Data entries
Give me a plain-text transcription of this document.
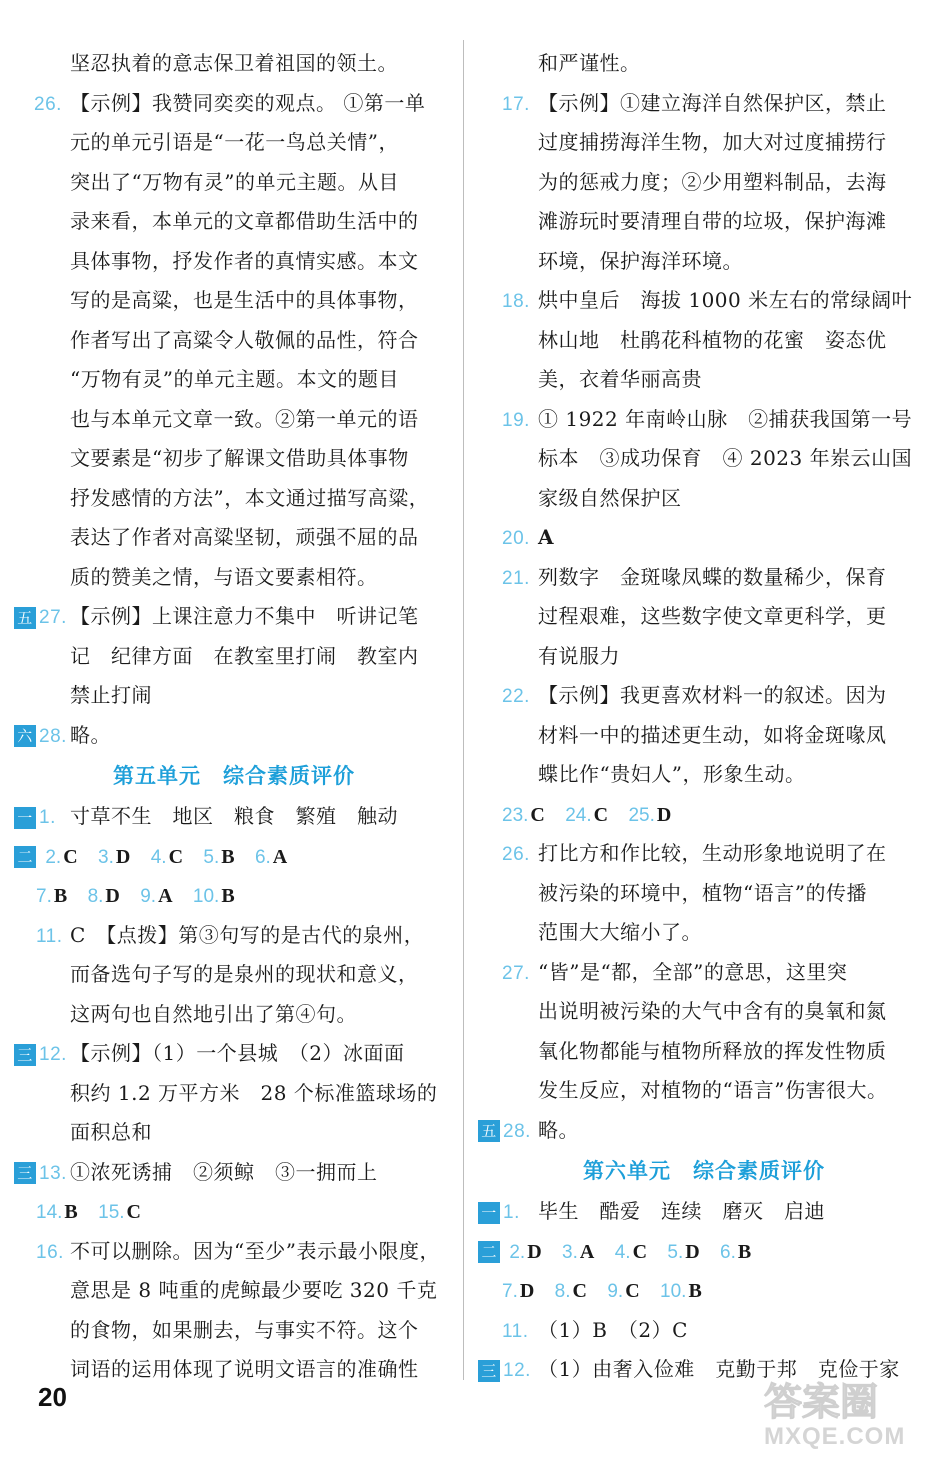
坚忍执着的意志保卫着祖国的领土。
26. 【示例】我赞同奕奕的观点。 ①第一单
元的单元引语是“一花一鸟总关情”，
突出了“万物有灵”的单元主题。从目
录来看，本单元的文章都借助生活中的
具体事物，抒发作者的真情实感。本文
写的是高粱，也是生活中的具体事物，
作者写出了高粱令人敬佩的品性，符合
“万物有灵”的单元主题。本文的题目
也与本单元文章一致。②第一单元的语
文要素是“初步了解课文借助具体事物
抒发感情的方法”，本文通过描写高粱，
表达了作者对高粱坚韧，顽强不屈的品
质的赞美之情，与语文要素相符。
五 27. 【示例】上课注意力不集中　听讲记笔
记　纪律方面　在教室里打闹　教室内
禁止打闹
六 28. 略。
第五单元　综合素质评价
一 1. 寸草不生　地区　粮食　繁殖　触动
二 2. C 3. D 4. C 5. B 6. A
7. B 8. D 9. A 10. B
11. C　【点拨】第③句写的是古代的泉州，
而备选句子写的是泉州的现状和意义，
这两句也自然地引出了第④句。
三 12. 【示例】（1）一个县城　（2）冰面面
积约 1.2 万平方米　28 个标准篮球场的
面积总和
三 13. ①浓死诱捕　②须鲸　③一拥而上
14. B 15. C
16. 不可以删除。因为“至少”表示最小限度，
意思是 8 吨重的虎鲸最少要吃 320 千克
的食物，如果删去，与事实不符。这个
词语的运用体现了说明文语言的准确性
和严谨性。
17. 【示例】①建立海洋自然保护区，禁止
过度捕捞海洋生物，加大对过度捕捞行
为的惩戒力度；②少用塑料制品，去海
滩游玩时要清理自带的垃圾，保护海滩
环境，保护海洋环境。
18. 烘中皇后　海拔 1000 米左右的常绿阔叶
林山地　杜鹃花科植物的花蜜　姿态优
美，衣着华丽高贵
19. ① 1922 年南岭山脉　②捕获我国第一号
标本　③成功保育　④ 2023 年岽云山国
家级自然保护区
20. A
21. 列数字　金斑喙凤蝶的数量稀少，保育
过程艰难，这些数字使文章更科学，更
有说服力
22. 【示例】我更喜欢材料一的叙述。因为
材料一中的描述更生动，如将金斑喙凤
蝶比作“贵妇人”，形象生动。
23. C 24. C 25. D
26. 打比方和作比较，生动形象地说明了在
被污染的环境中，植物“语言”的传播
范围大大缩小了。
27. “皆”是“都，全部”的意思，这里突
出说明被污染的大气中含有的臭氧和氮
氧化物都能与植物所释放的挥发性物质
发生反应，对植物的“语言”伤害很大。
五 28. 略。
第六单元　综合素质评价
一 1. 毕生　酷爱　连续　磨灭　启迪
二 2. D 3. A 4. C 5. D 6. B
7. D 8. C 9. C 10. B
11. （1）B　（2）C
三 12. （1）由奢入俭难　克勤于邦　克俭于家
20	答案圈
MXQE.COM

### [GIVEN PROBLEM]
Do not include images; quote all of the entries above exactly.

### [RESPONSE]
Give me a plain-text transcription of this document.
坚忍执着的意志保卫着祖国的领土。
26. 【示例】我赞同奕奕的观点。 ①第一单
元的单元引语是“一花一鸟总关情”，
突出了“万物有灵”的单元主题。从目
录来看，本单元的文章都借助生活中的
具体事物，抒发作者的真情实感。本文
写的是高粱，也是生活中的具体事物，
作者写出了高粱令人敬佩的品性，符合
“万物有灵”的单元主题。本文的题目
也与本单元文章一致。②第一单元的语
文要素是“初步了解课文借助具体事物
抒发感情的方法”，本文通过描写高粱，
表达了作者对高粱坚韧，顽强不屈的品
质的赞美之情，与语文要素相符。
五 27. 【示例】上课注意力不集中　听讲记笔
记　纪律方面　在教室里打闹　教室内
禁止打闹
六 28. 略。
第五单元　综合素质评价
一 1. 寸草不生　地区　粮食　繁殖　触动
二 2. C 3. D 4. C 5. B 6. A
7. B 8. D 9. A 10. B
11. C　【点拨】第③句写的是古代的泉州，
而备选句子写的是泉州的现状和意义，
这两句也自然地引出了第④句。
三 12. 【示例】（1）一个县城　（2）冰面面
积约 1.2 万平方米　28 个标准篮球场的
面积总和
三 13. ①浓死诱捕　②须鲸　③一拥而上
14. B 15. C
16. 不可以删除。因为“至少”表示最小限度，
意思是 8 吨重的虎鲸最少要吃 320 千克
的食物，如果删去，与事实不符。这个
词语的运用体现了说明文语言的准确性
和严谨性。
17. 【示例】①建立海洋自然保护区，禁止
过度捕捞海洋生物，加大对过度捕捞行
为的惩戒力度；②少用塑料制品，去海
滩游玩时要清理自带的垃圾，保护海滩
环境，保护海洋环境。
18. 烘中皇后　海拔 1000 米左右的常绿阔叶
林山地　杜鹃花科植物的花蜜　姿态优
美，衣着华丽高贵
19. ① 1922 年南岭山脉　②捕获我国第一号
标本　③成功保育　④ 2023 年岽云山国
家级自然保护区
20. A
21. 列数字　金斑喙凤蝶的数量稀少，保育
过程艰难，这些数字使文章更科学，更
有说服力
22. 【示例】我更喜欢材料一的叙述。因为
材料一中的描述更生动，如将金斑喙凤
蝶比作“贵妇人”，形象生动。
23. C 24. C 25. D
26. 打比方和作比较，生动形象地说明了在
被污染的环境中，植物“语言”的传播
范围大大缩小了。
27. “皆”是“都，全部”的意思，这里突
出说明被污染的大气中含有的臭氧和氮
氧化物都能与植物所释放的挥发性物质
发生反应，对植物的“语言”伤害很大。
五 28. 略。
第六单元　综合素质评价
一 1. 毕生　酷爱　连续　磨灭　启迪
二 2. D 3. A 4. C 5. D 6. B
7. D 8. C 9. C 10. B
11. （1）B　（2）C
三 12. （1）由奢入俭难　克勤于邦　克俭于家
20	答案圈
MXQE.COM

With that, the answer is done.